Copy every record exactly, and keep the pictures out.

RECORDS SHOWN →
-------------------------
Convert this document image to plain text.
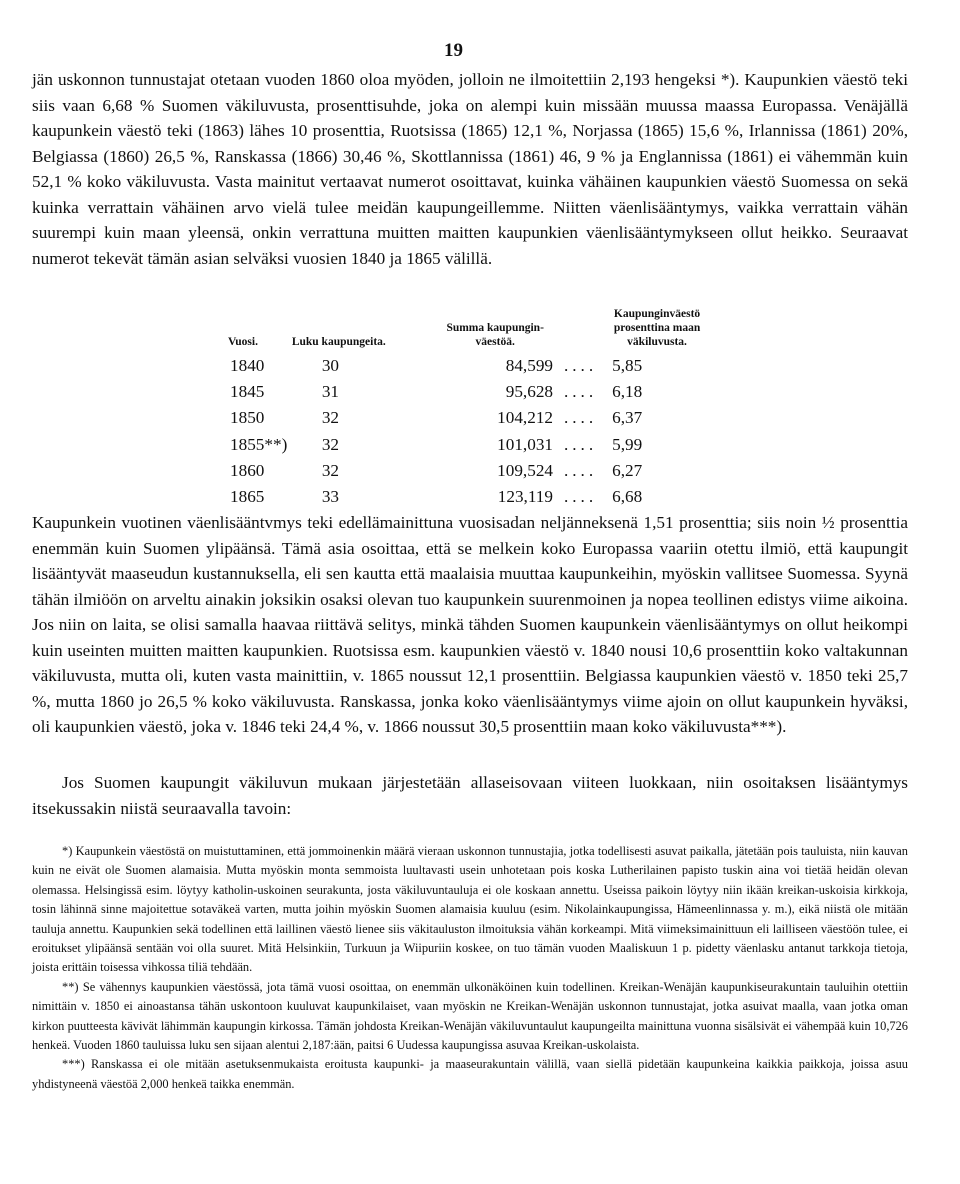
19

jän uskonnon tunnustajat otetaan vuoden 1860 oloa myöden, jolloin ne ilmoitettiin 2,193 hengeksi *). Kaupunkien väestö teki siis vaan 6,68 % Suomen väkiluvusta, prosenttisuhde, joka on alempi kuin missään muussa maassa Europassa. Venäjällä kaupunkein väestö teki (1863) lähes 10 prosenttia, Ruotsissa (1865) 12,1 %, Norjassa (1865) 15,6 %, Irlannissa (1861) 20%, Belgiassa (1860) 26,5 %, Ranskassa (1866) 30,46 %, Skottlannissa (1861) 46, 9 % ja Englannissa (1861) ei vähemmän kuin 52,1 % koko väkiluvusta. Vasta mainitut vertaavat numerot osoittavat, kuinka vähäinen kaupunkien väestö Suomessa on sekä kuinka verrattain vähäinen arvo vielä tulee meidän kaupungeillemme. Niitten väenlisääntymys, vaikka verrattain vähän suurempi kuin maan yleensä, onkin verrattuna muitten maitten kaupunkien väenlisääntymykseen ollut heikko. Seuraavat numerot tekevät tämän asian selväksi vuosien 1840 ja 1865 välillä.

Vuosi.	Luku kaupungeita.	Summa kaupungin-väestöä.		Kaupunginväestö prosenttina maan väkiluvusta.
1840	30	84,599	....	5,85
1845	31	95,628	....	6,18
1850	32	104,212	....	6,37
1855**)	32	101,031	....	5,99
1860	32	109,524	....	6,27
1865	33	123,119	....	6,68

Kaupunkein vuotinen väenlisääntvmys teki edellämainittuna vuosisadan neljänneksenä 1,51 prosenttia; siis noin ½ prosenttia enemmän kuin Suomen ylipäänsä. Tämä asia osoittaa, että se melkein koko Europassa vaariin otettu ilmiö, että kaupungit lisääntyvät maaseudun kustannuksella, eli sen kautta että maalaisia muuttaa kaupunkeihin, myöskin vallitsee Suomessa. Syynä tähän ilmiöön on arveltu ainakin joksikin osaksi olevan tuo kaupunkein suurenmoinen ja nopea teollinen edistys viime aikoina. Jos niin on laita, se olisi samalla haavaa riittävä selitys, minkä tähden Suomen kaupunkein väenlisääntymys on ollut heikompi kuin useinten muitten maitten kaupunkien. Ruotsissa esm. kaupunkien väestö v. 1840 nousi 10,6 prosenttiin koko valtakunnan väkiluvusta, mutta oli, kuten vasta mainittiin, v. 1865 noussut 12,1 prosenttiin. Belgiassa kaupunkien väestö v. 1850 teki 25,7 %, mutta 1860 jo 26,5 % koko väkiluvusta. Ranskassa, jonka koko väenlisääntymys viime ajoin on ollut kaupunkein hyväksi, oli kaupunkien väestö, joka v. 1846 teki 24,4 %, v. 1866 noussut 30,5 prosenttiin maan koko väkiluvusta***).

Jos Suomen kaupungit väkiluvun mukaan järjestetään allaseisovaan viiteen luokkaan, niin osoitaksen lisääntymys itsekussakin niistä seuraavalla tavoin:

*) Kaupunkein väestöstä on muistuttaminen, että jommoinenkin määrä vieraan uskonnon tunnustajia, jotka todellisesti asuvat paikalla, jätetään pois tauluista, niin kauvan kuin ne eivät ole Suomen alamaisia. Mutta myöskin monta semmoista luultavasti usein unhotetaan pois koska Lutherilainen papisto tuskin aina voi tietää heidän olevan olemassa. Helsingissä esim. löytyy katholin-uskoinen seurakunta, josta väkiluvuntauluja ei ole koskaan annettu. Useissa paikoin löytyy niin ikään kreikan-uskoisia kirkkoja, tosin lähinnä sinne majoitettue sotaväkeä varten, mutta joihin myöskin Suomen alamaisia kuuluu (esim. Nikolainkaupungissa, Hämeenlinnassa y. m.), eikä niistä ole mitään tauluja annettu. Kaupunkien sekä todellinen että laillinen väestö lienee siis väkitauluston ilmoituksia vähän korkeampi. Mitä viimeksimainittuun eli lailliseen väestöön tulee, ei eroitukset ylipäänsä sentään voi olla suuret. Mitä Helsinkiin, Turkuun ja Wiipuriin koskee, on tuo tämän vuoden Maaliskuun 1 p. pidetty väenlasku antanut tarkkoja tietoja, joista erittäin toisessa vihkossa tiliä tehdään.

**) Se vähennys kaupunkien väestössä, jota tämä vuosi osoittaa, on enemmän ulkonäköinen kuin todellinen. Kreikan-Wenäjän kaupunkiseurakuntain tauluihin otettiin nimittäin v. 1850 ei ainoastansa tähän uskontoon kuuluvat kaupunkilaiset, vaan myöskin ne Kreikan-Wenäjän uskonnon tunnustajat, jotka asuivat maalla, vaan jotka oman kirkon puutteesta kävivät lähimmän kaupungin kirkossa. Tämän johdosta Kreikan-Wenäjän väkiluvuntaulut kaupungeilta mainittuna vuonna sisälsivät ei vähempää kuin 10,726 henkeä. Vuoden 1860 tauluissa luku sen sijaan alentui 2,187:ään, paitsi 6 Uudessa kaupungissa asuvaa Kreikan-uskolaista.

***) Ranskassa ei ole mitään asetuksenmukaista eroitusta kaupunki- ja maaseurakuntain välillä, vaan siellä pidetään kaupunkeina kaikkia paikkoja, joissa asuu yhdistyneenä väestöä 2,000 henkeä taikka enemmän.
-------------------------
RESULT BELOW →
Convert this document image to plain text.
19

jän uskonnon tunnustajat otetaan vuoden 1860 oloa myöden, jolloin ne ilmoitettiin 2,193 hengeksi *). Kaupunkien väestö teki siis vaan 6,68 % Suomen väkiluvusta, prosenttisuhde, joka on alempi kuin missään muussa maassa Europassa. Venäjällä kaupunkein väestö teki (1863) lähes 10 prosenttia, Ruotsissa (1865) 12,1 %, Norjassa (1865) 15,6 %, Irlannissa (1861) 20%, Belgiassa (1860) 26,5 %, Ranskassa (1866) 30,46 %, Skottlannissa (1861) 46, 9 % ja Englannissa (1861) ei vähemmän kuin 52,1 % koko väkiluvusta. Vasta mainitut vertaavat numerot osoittavat, kuinka vähäinen kaupunkien väestö Suomessa on sekä kuinka verrattain vähäinen arvo vielä tulee meidän kaupungeillemme. Niitten väenlisääntymys, vaikka verrattain vähän suurempi kuin maan yleensä, onkin verrattuna muitten maitten kaupunkien väenlisääntymykseen ollut heikko. Seuraavat numerot tekevät tämän asian selväksi vuosien 1840 ja 1865 välillä.

Vuosi.	Luku kaupungeita.	Summa kaupungin-väestöä.		Kaupunginväestö prosenttina maan väkiluvusta.
1840	30	84,599	....	5,85
1845	31	95,628	....	6,18
1850	32	104,212	....	6,37
1855**)	32	101,031	....	5,99
1860	32	109,524	....	6,27
1865	33	123,119	....	6,68

Kaupunkein vuotinen väenlisääntvmys teki edellämainittuna vuosisadan neljänneksenä 1,51 prosenttia; siis noin ½ prosenttia enemmän kuin Suomen ylipäänsä. Tämä asia osoittaa, että se melkein koko Europassa vaariin otettu ilmiö, että kaupungit lisääntyvät maaseudun kustannuksella, eli sen kautta että maalaisia muuttaa kaupunkeihin, myöskin vallitsee Suomessa. Syynä tähän ilmiöön on arveltu ainakin joksikin osaksi olevan tuo kaupunkein suurenmoinen ja nopea teollinen edistys viime aikoina. Jos niin on laita, se olisi samalla haavaa riittävä selitys, minkä tähden Suomen kaupunkein väenlisääntymys on ollut heikompi kuin useinten muitten maitten kaupunkien. Ruotsissa esm. kaupunkien väestö v. 1840 nousi 10,6 prosenttiin koko valtakunnan väkiluvusta, mutta oli, kuten vasta mainittiin, v. 1865 noussut 12,1 prosenttiin. Belgiassa kaupunkien väestö v. 1850 teki 25,7 %, mutta 1860 jo 26,5 % koko väkiluvusta. Ranskassa, jonka koko väenlisääntymys viime ajoin on ollut kaupunkein hyväksi, oli kaupunkien väestö, joka v. 1846 teki 24,4 %, v. 1866 noussut 30,5 prosenttiin maan koko väkiluvusta***).

Jos Suomen kaupungit väkiluvun mukaan järjestetään allaseisovaan viiteen luokkaan, niin osoitaksen lisääntymys itsekussakin niistä seuraavalla tavoin:

*) Kaupunkein väestöstä on muistuttaminen, että jommoinenkin määrä vieraan uskonnon tunnustajia, jotka todellisesti asuvat paikalla, jätetään pois tauluista, niin kauvan kuin ne eivät ole Suomen alamaisia. Mutta myöskin monta semmoista luultavasti usein unhotetaan pois koska Lutherilainen papisto tuskin aina voi tietää heidän olevan olemassa. Helsingissä esim. löytyy katholin-uskoinen seurakunta, josta väkiluvuntauluja ei ole koskaan annettu. Useissa paikoin löytyy niin ikään kreikan-uskoisia kirkkoja, tosin lähinnä sinne majoitettue sotaväkeä varten, mutta joihin myöskin Suomen alamaisia kuuluu (esim. Nikolainkaupungissa, Hämeenlinnassa y. m.), eikä niistä ole mitään tauluja annettu. Kaupunkien sekä todellinen että laillinen väestö lienee siis väkitauluston ilmoituksia vähän korkeampi. Mitä viimeksimainittuun eli lailliseen väestöön tulee, ei eroitukset ylipäänsä sentään voi olla suuret. Mitä Helsinkiin, Turkuun ja Wiipuriin koskee, on tuo tämän vuoden Maaliskuun 1 p. pidetty väenlasku antanut tarkkoja tietoja, joista erittäin toisessa vihkossa tiliä tehdään.

**) Se vähennys kaupunkien väestössä, jota tämä vuosi osoittaa, on enemmän ulkonäköinen kuin todellinen. Kreikan-Wenäjän kaupunkiseurakuntain tauluihin otettiin nimittäin v. 1850 ei ainoastansa tähän uskontoon kuuluvat kaupunkilaiset, vaan myöskin ne Kreikan-Wenäjän uskonnon tunnustajat, jotka asuivat maalla, vaan jotka oman kirkon puutteesta kävivät lähimmän kaupungin kirkossa. Tämän johdosta Kreikan-Wenäjän väkiluvuntaulut kaupungeilta mainittuna vuonna sisälsivät ei vähempää kuin 10,726 henkeä. Vuoden 1860 tauluissa luku sen sijaan alentui 2,187:ään, paitsi 6 Uudessa kaupungissa asuvaa Kreikan-uskolaista.

***) Ranskassa ei ole mitään asetuksenmukaista eroitusta kaupunki- ja maaseurakuntain välillä, vaan siellä pidetään kaupunkeina kaikkia paikkoja, joissa asuu yhdistyneenä väestöä 2,000 henkeä taikka enemmän.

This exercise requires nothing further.